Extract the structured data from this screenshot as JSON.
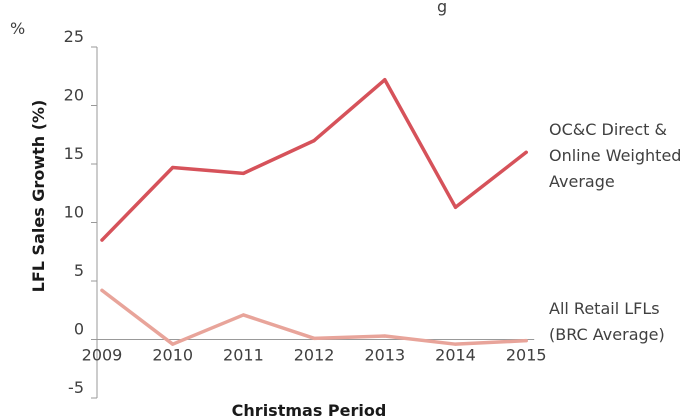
{
  "chart_data": {
    "type": "line",
    "title": "",
    "unit_label": "%",
    "top_text": "g",
    "xlabel": "Christmas Period",
    "ylabel": "LFL Sales Growth (%)",
    "ylim": [
      -5,
      25
    ],
    "yticks": [
      25,
      20,
      15,
      10,
      5,
      0,
      -5
    ],
    "x": [
      "2009",
      "2010",
      "2011",
      "2012",
      "2013",
      "2014",
      "2015"
    ],
    "series": [
      {
        "name_lines": [
          "OC&C Direct &",
          "Online Weighted",
          "Average"
        ],
        "color": "#d6525a",
        "values": [
          8.5,
          14.7,
          14.2,
          17.0,
          22.2,
          11.3,
          16.0
        ]
      },
      {
        "name_lines": [
          "All Retail LFLs",
          "(BRC Average)"
        ],
        "color": "#e8a49a",
        "values": [
          4.2,
          -0.4,
          2.1,
          0.1,
          0.3,
          -0.4,
          -0.1
        ]
      }
    ],
    "grid": false
  }
}
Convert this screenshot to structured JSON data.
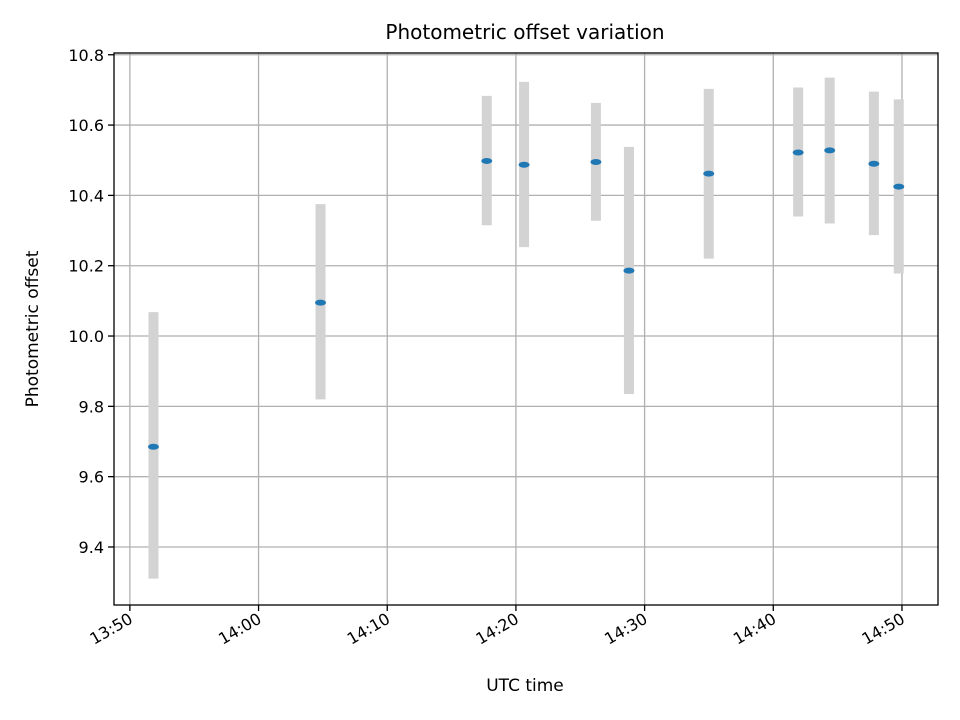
{
  "chart_data": {
    "type": "scatter",
    "title": "Photometric offset variation",
    "xlabel": "UTC time",
    "ylabel": "Photometric offset",
    "grid": true,
    "legend": null,
    "x_tick_labels": [
      "13:50",
      "14:00",
      "14:10",
      "14:20",
      "14:30",
      "14:40",
      "14:50"
    ],
    "x_tick_values": [
      "13:50",
      "14:00",
      "14:10",
      "14:20",
      "14:30",
      "14:40",
      "14:50"
    ],
    "y_tick_labels": [
      "9.4",
      "9.6",
      "9.8",
      "10.0",
      "10.2",
      "10.4",
      "10.6",
      "10.8"
    ],
    "y_tick_values": [
      9.4,
      9.6,
      9.8,
      10.0,
      10.2,
      10.4,
      10.6,
      10.8
    ],
    "xlim": [
      "13:48:46",
      "14:52:48"
    ],
    "ylim": [
      9.235,
      10.805
    ],
    "x_tick_rotation_deg": 30,
    "colors": {
      "point": "#1f77b4",
      "errorbar": "#d3d3d3",
      "grid": "#b0b0b0"
    },
    "series": [
      {
        "x": [
          "13:51:50",
          "14:04:49",
          "14:17:44",
          "14:20:38",
          "14:26:13",
          "14:28:47",
          "14:34:59",
          "14:41:56",
          "14:44:23",
          "14:47:49",
          "14:49:45"
        ],
        "y": [
          9.685,
          10.095,
          10.498,
          10.487,
          10.495,
          10.186,
          10.462,
          10.522,
          10.528,
          10.49,
          10.425
        ],
        "yerr_low": [
          9.31,
          9.82,
          10.315,
          10.253,
          10.328,
          9.835,
          10.22,
          10.34,
          10.32,
          10.287,
          10.178
        ],
        "yerr_high": [
          10.068,
          10.375,
          10.683,
          10.723,
          10.663,
          10.538,
          10.703,
          10.707,
          10.735,
          10.695,
          10.673
        ]
      }
    ]
  }
}
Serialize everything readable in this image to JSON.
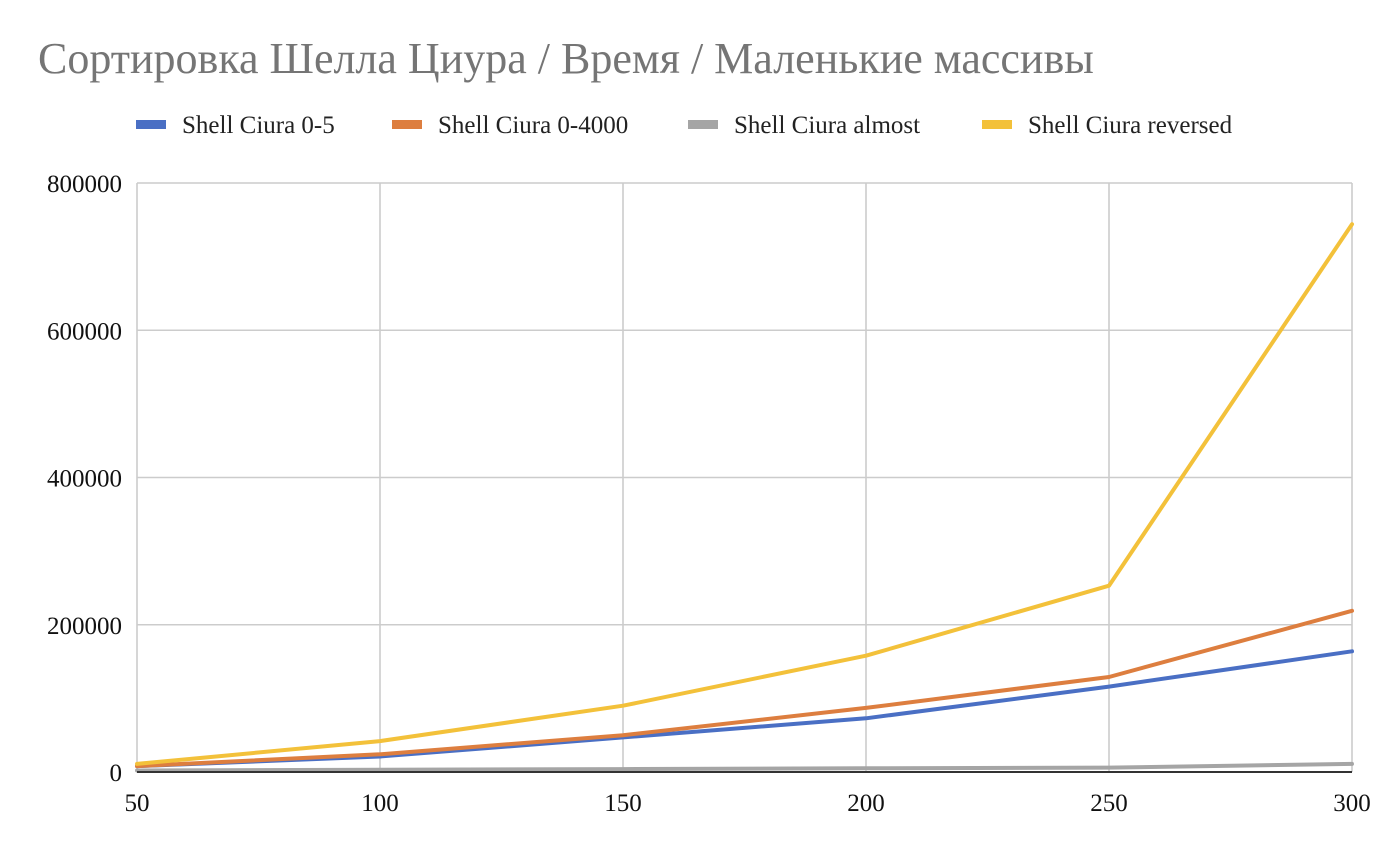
{
  "chart_data": {
    "type": "line",
    "title": "Сортировка Шелла Циура / Время / Маленькие массивы",
    "xlabel": "",
    "ylabel": "",
    "x": [
      50,
      100,
      150,
      200,
      250,
      300
    ],
    "x_tick_labels": [
      "50",
      "100",
      "150",
      "200",
      "250",
      "300"
    ],
    "ylim": [
      0,
      800000
    ],
    "y_tick_values": [
      0,
      200000,
      400000,
      600000,
      800000
    ],
    "y_tick_labels": [
      "0",
      "200000",
      "400000",
      "600000",
      "800000"
    ],
    "grid": true,
    "legend_position": "top",
    "series": [
      {
        "name": "Shell Ciura 0-5",
        "color": "#4a6fc4",
        "values": [
          8000,
          21000,
          47000,
          73000,
          116000,
          164000
        ]
      },
      {
        "name": "Shell Ciura 0-4000",
        "color": "#dd7e3f",
        "values": [
          8000,
          24000,
          50000,
          87000,
          129000,
          219000
        ]
      },
      {
        "name": "Shell Ciura almost",
        "color": "#a5a5a5",
        "values": [
          2000,
          3000,
          4000,
          5000,
          6000,
          11000
        ]
      },
      {
        "name": "Shell Ciura reversed",
        "color": "#f3c13a",
        "values": [
          11000,
          42000,
          90000,
          158000,
          253000,
          744000
        ]
      }
    ]
  }
}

* What to produce *
All lines above with "grid" in them should be returned.

* Task output *
    "grid": false
    "grid": true,
      "grid": "#b0b0b0"
    "grid": true,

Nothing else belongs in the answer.